EXERCISE BRIEF |
Would you pull out every line of the material that contains the string "RICHARD"?

GIVEN INFORMATION |

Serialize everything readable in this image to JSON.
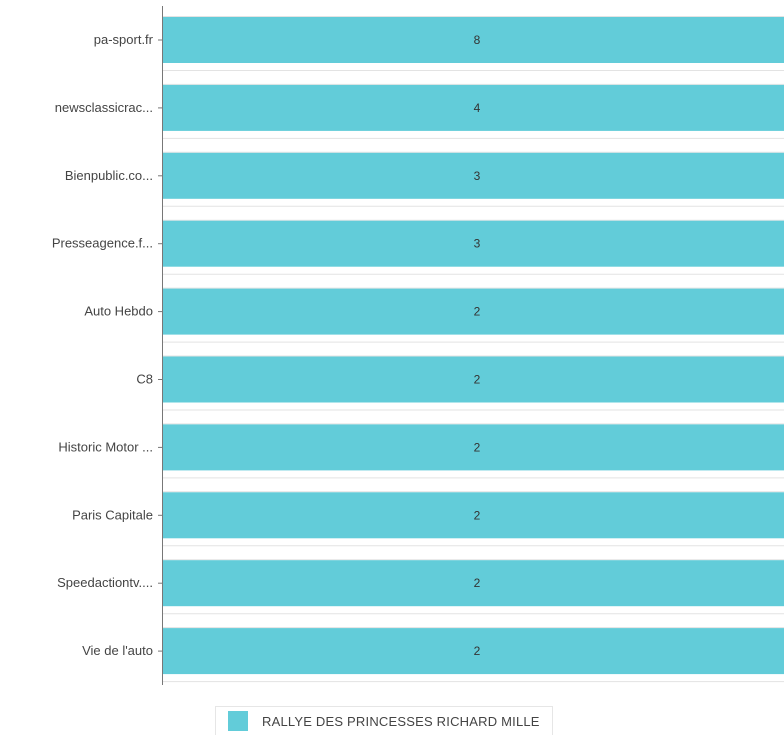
{
  "chart_data": {
    "type": "bar",
    "orientation": "horizontal",
    "title": "",
    "xlabel": "",
    "ylabel": "",
    "categories": [
      "pa-sport.fr",
      "newsclassicrac...",
      "Bienpublic.co...",
      "Presseagence.f...",
      "Auto Hebdo",
      "C8",
      "Historic Motor ...",
      "Paris Capitale",
      "Speedactiontv....",
      "Vie de l'auto"
    ],
    "series": [
      {
        "name": "RALLYE DES PRINCESSES RICHARD MILLE",
        "color": "#62ccd9",
        "values": [
          8,
          4,
          3,
          3,
          2,
          2,
          2,
          2,
          2,
          2
        ]
      }
    ],
    "grid": true,
    "legend": {
      "position": "bottom",
      "entries": [
        "RALLYE DES PRINCESSES RICHARD MILLE"
      ]
    }
  }
}
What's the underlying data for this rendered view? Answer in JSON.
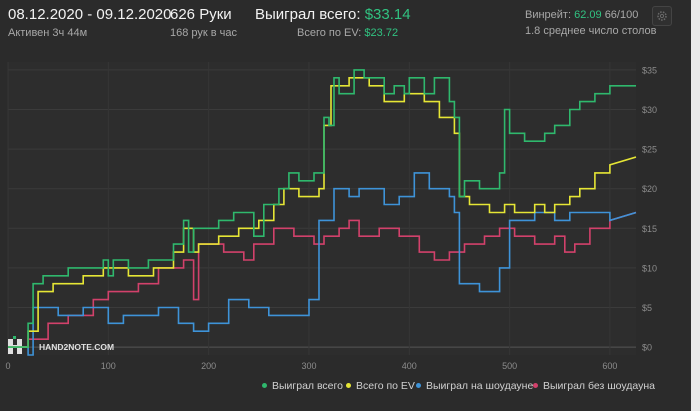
{
  "header": {
    "date_range": "08.12.2020 - 09.12.2020",
    "active_time": "Активен 3ч 44м",
    "hands": "626 Руки",
    "hands_per_hour": "168 рук в час",
    "won_total_label": "Выиграл всего:",
    "won_total_value": "$33.14",
    "ev_total_label": "Всего по EV:",
    "ev_total_value": "$23.72",
    "winrate_label": "Винрейт:",
    "winrate_value": "62.09",
    "winrate_rest": "66/100",
    "avg_tables": "1.8 среднее число столов"
  },
  "watermark": "HAND2NOTE.COM",
  "colors": {
    "green": "#2fb86d",
    "yellow": "#e6e635",
    "blue": "#3e93d8",
    "pink": "#d2416b",
    "accent": "#31c281"
  },
  "legend": [
    {
      "label": "Выиграл всего",
      "color": "#2fb86d"
    },
    {
      "label": "Всего по EV",
      "color": "#e6e635"
    },
    {
      "label": "Выиграл на шоудауне",
      "color": "#3e93d8"
    },
    {
      "label": "Выиграл без шоудауна",
      "color": "#d2416b"
    }
  ],
  "chart_data": {
    "type": "line",
    "xlim": [
      0,
      626
    ],
    "ylim": [
      -1,
      36
    ],
    "x_ticks": [
      "0",
      "100",
      "200",
      "300",
      "400",
      "500",
      "600"
    ],
    "y_ticks": [
      "$0",
      "$5",
      "$10",
      "$15",
      "$20",
      "$25",
      "$30",
      "$35"
    ],
    "grid": true,
    "legend_position": "bottom-right",
    "series": [
      {
        "name": "Выиграл всего",
        "color": "#2fb86d",
        "points": [
          [
            0,
            0
          ],
          [
            20,
            0
          ],
          [
            20,
            3
          ],
          [
            25,
            3
          ],
          [
            25,
            8
          ],
          [
            35,
            8
          ],
          [
            35,
            9
          ],
          [
            60,
            9
          ],
          [
            60,
            10
          ],
          [
            95,
            10
          ],
          [
            95,
            11
          ],
          [
            100,
            11
          ],
          [
            100,
            9
          ],
          [
            105,
            9
          ],
          [
            105,
            11
          ],
          [
            120,
            11
          ],
          [
            120,
            10
          ],
          [
            140,
            10
          ],
          [
            140,
            11
          ],
          [
            165,
            11
          ],
          [
            165,
            13
          ],
          [
            175,
            13
          ],
          [
            175,
            16
          ],
          [
            180,
            16
          ],
          [
            180,
            12
          ],
          [
            185,
            12
          ],
          [
            185,
            15
          ],
          [
            210,
            15
          ],
          [
            210,
            16
          ],
          [
            225,
            16
          ],
          [
            225,
            17
          ],
          [
            245,
            17
          ],
          [
            245,
            14
          ],
          [
            255,
            14
          ],
          [
            255,
            18
          ],
          [
            270,
            18
          ],
          [
            270,
            20
          ],
          [
            280,
            20
          ],
          [
            280,
            22
          ],
          [
            290,
            22
          ],
          [
            290,
            21
          ],
          [
            305,
            21
          ],
          [
            305,
            22
          ],
          [
            315,
            22
          ],
          [
            315,
            29
          ],
          [
            320,
            29
          ],
          [
            320,
            28
          ],
          [
            325,
            28
          ],
          [
            325,
            34
          ],
          [
            330,
            34
          ],
          [
            330,
            32
          ],
          [
            345,
            32
          ],
          [
            345,
            35
          ],
          [
            355,
            35
          ],
          [
            355,
            34
          ],
          [
            375,
            34
          ],
          [
            375,
            32
          ],
          [
            385,
            32
          ],
          [
            385,
            33
          ],
          [
            395,
            33
          ],
          [
            395,
            32
          ],
          [
            400,
            32
          ],
          [
            400,
            34
          ],
          [
            415,
            34
          ],
          [
            415,
            32
          ],
          [
            425,
            32
          ],
          [
            425,
            34
          ],
          [
            440,
            34
          ],
          [
            440,
            31
          ],
          [
            445,
            31
          ],
          [
            445,
            29
          ],
          [
            450,
            29
          ],
          [
            450,
            19
          ],
          [
            455,
            19
          ],
          [
            455,
            21
          ],
          [
            470,
            21
          ],
          [
            470,
            20
          ],
          [
            490,
            20
          ],
          [
            490,
            22
          ],
          [
            495,
            22
          ],
          [
            495,
            30
          ],
          [
            500,
            30
          ],
          [
            500,
            27
          ],
          [
            515,
            27
          ],
          [
            515,
            26
          ],
          [
            535,
            26
          ],
          [
            535,
            27
          ],
          [
            545,
            27
          ],
          [
            545,
            28
          ],
          [
            560,
            28
          ],
          [
            560,
            30
          ],
          [
            570,
            30
          ],
          [
            570,
            31
          ],
          [
            585,
            31
          ],
          [
            585,
            32
          ],
          [
            600,
            32
          ],
          [
            600,
            33
          ],
          [
            626,
            33
          ]
        ]
      },
      {
        "name": "Всего по EV",
        "color": "#e6e635",
        "points": [
          [
            0,
            0
          ],
          [
            20,
            0
          ],
          [
            20,
            2
          ],
          [
            30,
            2
          ],
          [
            30,
            7
          ],
          [
            45,
            7
          ],
          [
            45,
            8
          ],
          [
            75,
            8
          ],
          [
            75,
            9
          ],
          [
            95,
            9
          ],
          [
            95,
            10
          ],
          [
            120,
            10
          ],
          [
            120,
            9
          ],
          [
            145,
            9
          ],
          [
            145,
            10
          ],
          [
            165,
            10
          ],
          [
            165,
            12
          ],
          [
            175,
            12
          ],
          [
            175,
            15
          ],
          [
            185,
            15
          ],
          [
            185,
            12
          ],
          [
            190,
            12
          ],
          [
            190,
            13
          ],
          [
            210,
            13
          ],
          [
            210,
            14
          ],
          [
            230,
            14
          ],
          [
            230,
            15
          ],
          [
            250,
            15
          ],
          [
            250,
            16
          ],
          [
            265,
            16
          ],
          [
            265,
            18
          ],
          [
            275,
            18
          ],
          [
            275,
            20
          ],
          [
            290,
            20
          ],
          [
            290,
            19
          ],
          [
            310,
            19
          ],
          [
            310,
            20
          ],
          [
            315,
            20
          ],
          [
            315,
            28
          ],
          [
            322,
            28
          ],
          [
            322,
            33
          ],
          [
            340,
            33
          ],
          [
            340,
            34
          ],
          [
            360,
            34
          ],
          [
            360,
            33
          ],
          [
            375,
            33
          ],
          [
            375,
            31
          ],
          [
            395,
            31
          ],
          [
            395,
            32
          ],
          [
            415,
            32
          ],
          [
            415,
            31
          ],
          [
            430,
            31
          ],
          [
            430,
            29
          ],
          [
            445,
            29
          ],
          [
            445,
            27
          ],
          [
            450,
            27
          ],
          [
            450,
            19
          ],
          [
            460,
            19
          ],
          [
            460,
            18
          ],
          [
            480,
            18
          ],
          [
            480,
            17
          ],
          [
            495,
            17
          ],
          [
            495,
            18
          ],
          [
            505,
            18
          ],
          [
            505,
            17
          ],
          [
            525,
            17
          ],
          [
            525,
            18
          ],
          [
            535,
            18
          ],
          [
            535,
            17
          ],
          [
            545,
            17
          ],
          [
            545,
            18
          ],
          [
            560,
            18
          ],
          [
            560,
            19
          ],
          [
            570,
            19
          ],
          [
            570,
            20
          ],
          [
            585,
            20
          ],
          [
            585,
            22
          ],
          [
            600,
            22
          ],
          [
            600,
            23
          ],
          [
            626,
            24
          ]
        ]
      },
      {
        "name": "Выиграл на шоудауне",
        "color": "#3e93d8",
        "points": [
          [
            0,
            0
          ],
          [
            20,
            0
          ],
          [
            20,
            -1
          ],
          [
            25,
            -1
          ],
          [
            25,
            5
          ],
          [
            50,
            5
          ],
          [
            50,
            4
          ],
          [
            75,
            4
          ],
          [
            75,
            5
          ],
          [
            100,
            5
          ],
          [
            100,
            3
          ],
          [
            115,
            3
          ],
          [
            115,
            4
          ],
          [
            150,
            4
          ],
          [
            150,
            5
          ],
          [
            170,
            5
          ],
          [
            170,
            3
          ],
          [
            185,
            3
          ],
          [
            185,
            2
          ],
          [
            200,
            2
          ],
          [
            200,
            3
          ],
          [
            220,
            3
          ],
          [
            220,
            6
          ],
          [
            240,
            6
          ],
          [
            240,
            5
          ],
          [
            260,
            5
          ],
          [
            260,
            4
          ],
          [
            300,
            4
          ],
          [
            300,
            6
          ],
          [
            310,
            6
          ],
          [
            310,
            16
          ],
          [
            325,
            16
          ],
          [
            325,
            20
          ],
          [
            340,
            20
          ],
          [
            340,
            19
          ],
          [
            350,
            19
          ],
          [
            350,
            20
          ],
          [
            375,
            20
          ],
          [
            375,
            18
          ],
          [
            390,
            18
          ],
          [
            390,
            19
          ],
          [
            405,
            19
          ],
          [
            405,
            22
          ],
          [
            420,
            22
          ],
          [
            420,
            20
          ],
          [
            440,
            20
          ],
          [
            440,
            19
          ],
          [
            445,
            19
          ],
          [
            445,
            17
          ],
          [
            450,
            17
          ],
          [
            450,
            8
          ],
          [
            470,
            8
          ],
          [
            470,
            7
          ],
          [
            490,
            7
          ],
          [
            490,
            10
          ],
          [
            500,
            10
          ],
          [
            500,
            16
          ],
          [
            525,
            16
          ],
          [
            525,
            17
          ],
          [
            545,
            17
          ],
          [
            545,
            16
          ],
          [
            560,
            16
          ],
          [
            560,
            17
          ],
          [
            600,
            17
          ],
          [
            600,
            16
          ],
          [
            626,
            17
          ]
        ]
      },
      {
        "name": "Выиграл без шоудауна",
        "color": "#d2416b",
        "points": [
          [
            0,
            0
          ],
          [
            20,
            0
          ],
          [
            20,
            1
          ],
          [
            40,
            1
          ],
          [
            40,
            3
          ],
          [
            60,
            3
          ],
          [
            60,
            4
          ],
          [
            85,
            4
          ],
          [
            85,
            6
          ],
          [
            100,
            6
          ],
          [
            100,
            7
          ],
          [
            130,
            7
          ],
          [
            130,
            8
          ],
          [
            150,
            8
          ],
          [
            150,
            10
          ],
          [
            175,
            10
          ],
          [
            175,
            11
          ],
          [
            185,
            11
          ],
          [
            185,
            6
          ],
          [
            190,
            6
          ],
          [
            190,
            13
          ],
          [
            215,
            13
          ],
          [
            215,
            12
          ],
          [
            235,
            12
          ],
          [
            235,
            11
          ],
          [
            245,
            11
          ],
          [
            245,
            13
          ],
          [
            265,
            13
          ],
          [
            265,
            15
          ],
          [
            285,
            15
          ],
          [
            285,
            14
          ],
          [
            305,
            14
          ],
          [
            305,
            13
          ],
          [
            315,
            13
          ],
          [
            315,
            14
          ],
          [
            330,
            14
          ],
          [
            330,
            15
          ],
          [
            340,
            15
          ],
          [
            340,
            16
          ],
          [
            350,
            16
          ],
          [
            350,
            14
          ],
          [
            370,
            14
          ],
          [
            370,
            15
          ],
          [
            390,
            15
          ],
          [
            390,
            14
          ],
          [
            410,
            14
          ],
          [
            410,
            12
          ],
          [
            425,
            12
          ],
          [
            425,
            11
          ],
          [
            440,
            11
          ],
          [
            440,
            12
          ],
          [
            455,
            12
          ],
          [
            455,
            13
          ],
          [
            475,
            13
          ],
          [
            475,
            14
          ],
          [
            490,
            14
          ],
          [
            490,
            15
          ],
          [
            505,
            15
          ],
          [
            505,
            14
          ],
          [
            525,
            14
          ],
          [
            525,
            13
          ],
          [
            545,
            13
          ],
          [
            545,
            14
          ],
          [
            555,
            14
          ],
          [
            555,
            12
          ],
          [
            565,
            12
          ],
          [
            565,
            13
          ],
          [
            580,
            13
          ],
          [
            580,
            15
          ],
          [
            600,
            15
          ],
          [
            600,
            16
          ],
          [
            626,
            17
          ]
        ]
      }
    ]
  }
}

RESULT OF THIS TASK |
        "name": "RALLYE DES PRINCESSES RICHARD MILLE",
        "RALLYE DES PRINCESSES RICHARD MILLE"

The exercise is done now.